* Stated task:
Beneath this sentence is a set of records; write each of them out exactly.

* Given entries:
# # #
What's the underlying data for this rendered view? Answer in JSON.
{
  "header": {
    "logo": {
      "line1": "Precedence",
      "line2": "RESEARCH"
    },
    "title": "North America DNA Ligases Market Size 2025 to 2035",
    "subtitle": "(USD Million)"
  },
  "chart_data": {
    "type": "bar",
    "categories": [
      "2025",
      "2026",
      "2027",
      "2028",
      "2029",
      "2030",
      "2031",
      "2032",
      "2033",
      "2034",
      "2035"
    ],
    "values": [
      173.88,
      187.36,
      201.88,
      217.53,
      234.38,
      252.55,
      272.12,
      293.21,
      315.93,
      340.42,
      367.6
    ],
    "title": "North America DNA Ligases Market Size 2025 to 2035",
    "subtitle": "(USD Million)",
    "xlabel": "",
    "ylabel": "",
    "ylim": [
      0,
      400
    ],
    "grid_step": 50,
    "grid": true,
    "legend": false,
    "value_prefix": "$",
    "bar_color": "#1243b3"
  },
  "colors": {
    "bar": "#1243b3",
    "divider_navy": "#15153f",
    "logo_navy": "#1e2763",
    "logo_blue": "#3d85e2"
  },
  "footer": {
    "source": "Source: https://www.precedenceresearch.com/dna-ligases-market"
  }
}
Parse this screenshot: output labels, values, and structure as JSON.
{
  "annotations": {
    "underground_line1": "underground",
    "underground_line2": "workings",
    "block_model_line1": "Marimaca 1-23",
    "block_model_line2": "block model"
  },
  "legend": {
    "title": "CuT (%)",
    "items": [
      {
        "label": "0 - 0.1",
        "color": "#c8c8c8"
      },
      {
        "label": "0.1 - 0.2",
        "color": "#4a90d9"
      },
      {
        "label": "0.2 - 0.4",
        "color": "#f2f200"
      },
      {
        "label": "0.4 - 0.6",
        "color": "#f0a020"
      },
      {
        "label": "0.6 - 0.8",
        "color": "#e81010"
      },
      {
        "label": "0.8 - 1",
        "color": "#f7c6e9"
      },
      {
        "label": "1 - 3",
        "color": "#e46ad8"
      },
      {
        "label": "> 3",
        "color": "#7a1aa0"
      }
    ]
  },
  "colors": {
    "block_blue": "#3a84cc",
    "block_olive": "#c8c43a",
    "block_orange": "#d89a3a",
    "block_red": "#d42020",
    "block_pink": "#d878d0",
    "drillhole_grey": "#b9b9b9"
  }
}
# # #
* The completed task:
What's the underlying data for this rendered view? Answer in JSON.
{
  "header": {
    "logo": {
      "line1": "Precedence",
      "line2": "RESEARCH"
    },
    "title": "North America DNA Ligases Market Size 2025 to 2035",
    "subtitle": "(USD Million)"
  },
  "chart_data": {
    "type": "bar",
    "categories": [
      "2025",
      "2026",
      "2027",
      "2028",
      "2029",
      "2030",
      "2031",
      "2032",
      "2033",
      "2034",
      "2035"
    ],
    "values": [
      173.88,
      187.36,
      201.88,
      217.53,
      234.38,
      252.55,
      272.12,
      293.21,
      315.93,
      340.42,
      367.6
    ],
    "title": "North America DNA Ligases Market Size 2025 to 2035",
    "subtitle": "(USD Million)",
    "xlabel": "",
    "ylabel": "",
    "ylim": [
      0,
      400
    ],
    "grid_step": 50,
    "grid": true,
    "legend": false,
    "value_prefix": "$",
    "bar_color": "#1243b3"
  },
  "colors": {
    "bar": "#1243b3",
    "divider_navy": "#15153f",
    "logo_navy": "#1e2763",
    "logo_blue": "#3d85e2"
  },
  "footer": {
    "source": "Source: https://www.precedenceresearch.com/dna-ligases-market"
  }
}
Parse this screenshot: output labels, values, and structure as JSON.
{
  "annotations": {
    "underground_line1": "underground",
    "underground_line2": "workings",
    "block_model_line1": "Marimaca 1-23",
    "block_model_line2": "block model"
  },
  "legend": {
    "title": "CuT (%)",
    "items": [
      {
        "label": "0 - 0.1",
        "color": "#c8c8c8"
      },
      {
        "label": "0.1 - 0.2",
        "color": "#4a90d9"
      },
      {
        "label": "0.2 - 0.4",
        "color": "#f2f200"
      },
      {
        "label": "0.4 - 0.6",
        "color": "#f0a020"
      },
      {
        "label": "0.6 - 0.8",
        "color": "#e81010"
      },
      {
        "label": "0.8 - 1",
        "color": "#f7c6e9"
      },
      {
        "label": "1 - 3",
        "color": "#e46ad8"
      },
      {
        "label": "> 3",
        "color": "#7a1aa0"
      }
    ]
  },
  "colors": {
    "block_blue": "#3a84cc",
    "block_olive": "#c8c43a",
    "block_orange": "#d89a3a",
    "block_red": "#d42020",
    "block_pink": "#d878d0",
    "drillhole_grey": "#b9b9b9"
  }
}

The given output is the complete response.